§ Task instructions
Select all lines holding the word "District" from the entries that follow.
---
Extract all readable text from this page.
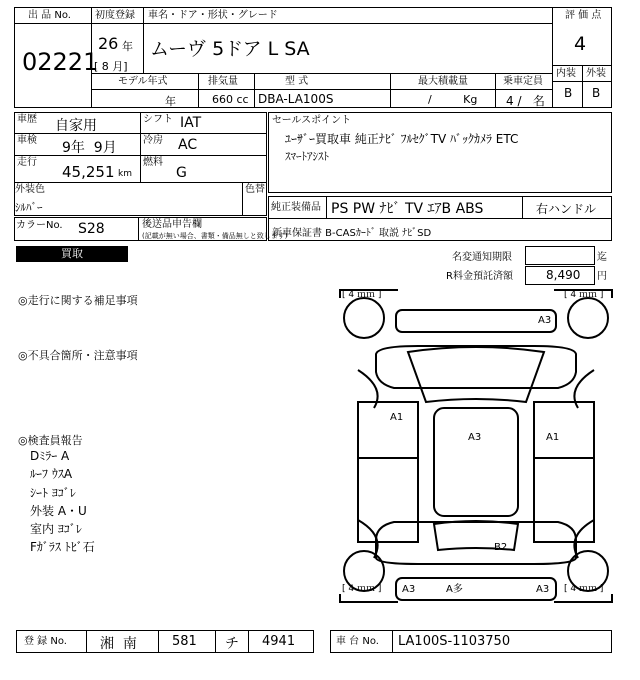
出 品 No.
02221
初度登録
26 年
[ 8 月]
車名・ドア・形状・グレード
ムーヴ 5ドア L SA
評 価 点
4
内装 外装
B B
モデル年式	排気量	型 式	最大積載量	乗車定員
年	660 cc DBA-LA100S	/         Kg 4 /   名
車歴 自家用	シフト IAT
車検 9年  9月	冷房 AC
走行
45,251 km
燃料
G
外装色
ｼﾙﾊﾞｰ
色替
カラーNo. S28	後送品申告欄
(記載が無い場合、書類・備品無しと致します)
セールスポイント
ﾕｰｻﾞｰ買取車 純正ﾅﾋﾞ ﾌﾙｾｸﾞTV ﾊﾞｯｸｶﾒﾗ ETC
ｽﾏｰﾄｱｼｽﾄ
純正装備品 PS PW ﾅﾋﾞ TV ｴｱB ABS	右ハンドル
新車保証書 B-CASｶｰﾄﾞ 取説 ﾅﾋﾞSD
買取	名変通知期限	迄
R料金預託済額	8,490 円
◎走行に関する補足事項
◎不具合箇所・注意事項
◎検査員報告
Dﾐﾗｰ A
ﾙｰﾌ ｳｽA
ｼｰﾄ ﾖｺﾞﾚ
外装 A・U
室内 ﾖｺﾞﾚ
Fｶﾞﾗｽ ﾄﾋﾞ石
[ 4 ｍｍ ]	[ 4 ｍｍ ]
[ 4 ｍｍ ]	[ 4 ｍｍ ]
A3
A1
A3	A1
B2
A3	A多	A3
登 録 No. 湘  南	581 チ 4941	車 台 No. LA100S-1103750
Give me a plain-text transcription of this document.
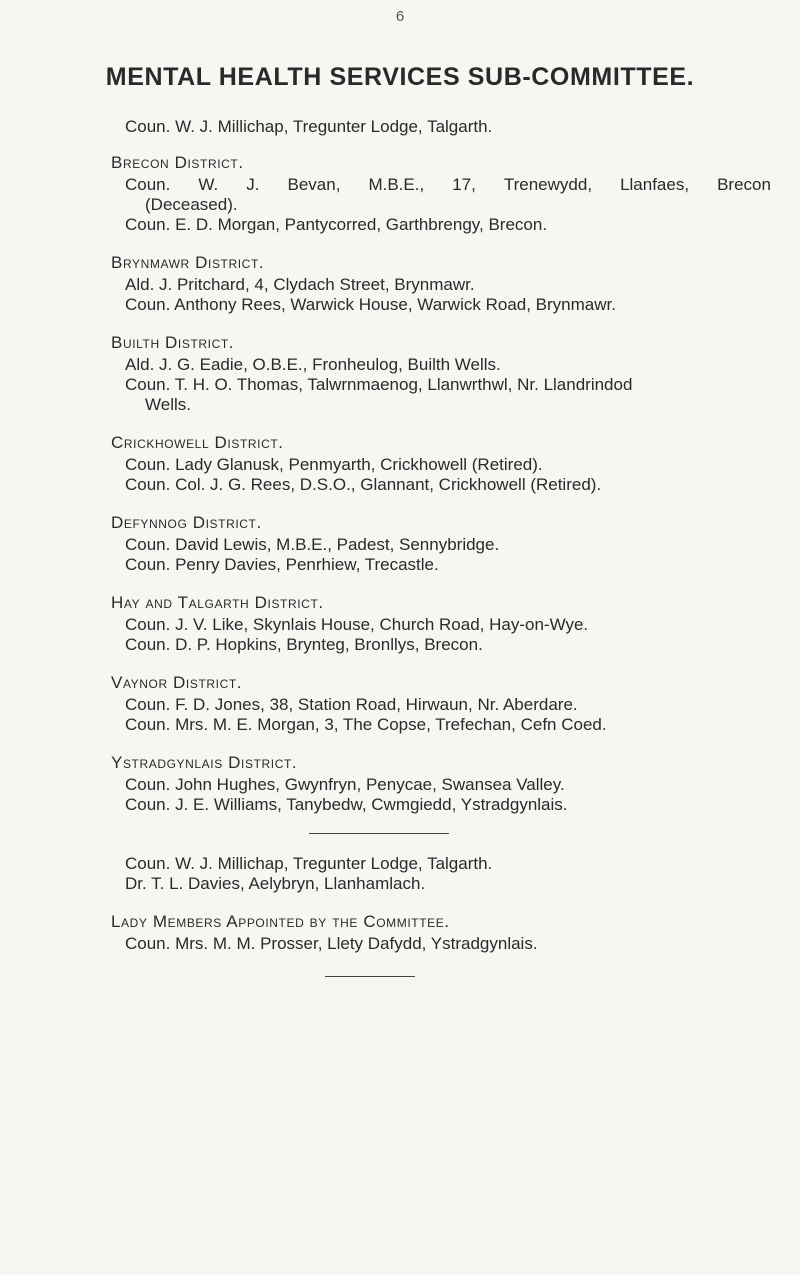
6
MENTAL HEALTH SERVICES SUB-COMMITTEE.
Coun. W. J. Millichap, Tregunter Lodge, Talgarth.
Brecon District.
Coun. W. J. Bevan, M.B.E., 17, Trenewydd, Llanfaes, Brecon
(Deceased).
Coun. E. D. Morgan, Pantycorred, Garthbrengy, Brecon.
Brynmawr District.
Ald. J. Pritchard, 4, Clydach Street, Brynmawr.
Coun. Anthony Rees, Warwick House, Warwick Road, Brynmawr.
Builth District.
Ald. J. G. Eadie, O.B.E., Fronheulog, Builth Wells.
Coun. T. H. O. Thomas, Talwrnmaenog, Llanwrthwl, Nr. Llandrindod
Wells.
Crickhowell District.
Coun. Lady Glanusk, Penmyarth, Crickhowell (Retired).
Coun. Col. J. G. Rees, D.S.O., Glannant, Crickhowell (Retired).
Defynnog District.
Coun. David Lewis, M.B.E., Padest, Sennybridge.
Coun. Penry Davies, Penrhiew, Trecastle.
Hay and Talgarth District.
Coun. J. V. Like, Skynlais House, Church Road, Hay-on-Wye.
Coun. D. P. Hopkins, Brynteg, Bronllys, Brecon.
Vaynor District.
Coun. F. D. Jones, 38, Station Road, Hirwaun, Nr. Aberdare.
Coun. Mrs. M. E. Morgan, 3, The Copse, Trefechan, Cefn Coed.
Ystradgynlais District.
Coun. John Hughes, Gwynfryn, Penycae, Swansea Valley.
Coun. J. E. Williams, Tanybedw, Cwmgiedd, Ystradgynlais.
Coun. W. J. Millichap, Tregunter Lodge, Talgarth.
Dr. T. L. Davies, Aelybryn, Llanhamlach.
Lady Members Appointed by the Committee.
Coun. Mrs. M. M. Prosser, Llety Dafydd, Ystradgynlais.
---
§ Written solution
Brecon District.
Brynmawr District.
Builth District.
Crickhowell District.
Defynnog District.
Hay and Talgarth District.
Vaynor District.
Ystradgynlais District.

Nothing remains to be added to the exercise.